[Collected data]

------------------------------------

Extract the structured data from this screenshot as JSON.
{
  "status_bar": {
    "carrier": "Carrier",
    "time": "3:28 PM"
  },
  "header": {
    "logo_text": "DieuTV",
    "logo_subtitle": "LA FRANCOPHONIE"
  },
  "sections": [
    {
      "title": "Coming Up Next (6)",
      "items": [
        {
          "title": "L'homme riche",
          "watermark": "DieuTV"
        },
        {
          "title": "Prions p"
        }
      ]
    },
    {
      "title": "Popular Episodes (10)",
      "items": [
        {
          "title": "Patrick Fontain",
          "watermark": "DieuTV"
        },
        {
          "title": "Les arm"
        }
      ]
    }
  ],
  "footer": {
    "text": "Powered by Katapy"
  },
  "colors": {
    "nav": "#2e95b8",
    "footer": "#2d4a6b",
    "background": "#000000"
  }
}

------------------------------------

• [Task to carry out]:
Give all the records again. Match them exactly.

• [Written answer]:
Extract the structured data from this screenshot as JSON.
{
  "status_bar": {
    "carrier": "Carrier",
    "time": "3:28 PM"
  },
  "header": {
    "logo_text": "DieuTV",
    "logo_subtitle": "LA FRANCOPHONIE"
  },
  "sections": [
    {
      "title": "Coming Up Next (6)",
      "items": [
        {
          "title": "L'homme riche",
          "watermark": "DieuTV"
        },
        {
          "title": "Prions p"
        }
      ]
    },
    {
      "title": "Popular Episodes (10)",
      "items": [
        {
          "title": "Patrick Fontain",
          "watermark": "DieuTV"
        },
        {
          "title": "Les arm"
        }
      ]
    }
  ],
  "footer": {
    "text": "Powered by Katapy"
  },
  "colors": {
    "nav": "#2e95b8",
    "footer": "#2d4a6b",
    "background": "#000000"
  }
}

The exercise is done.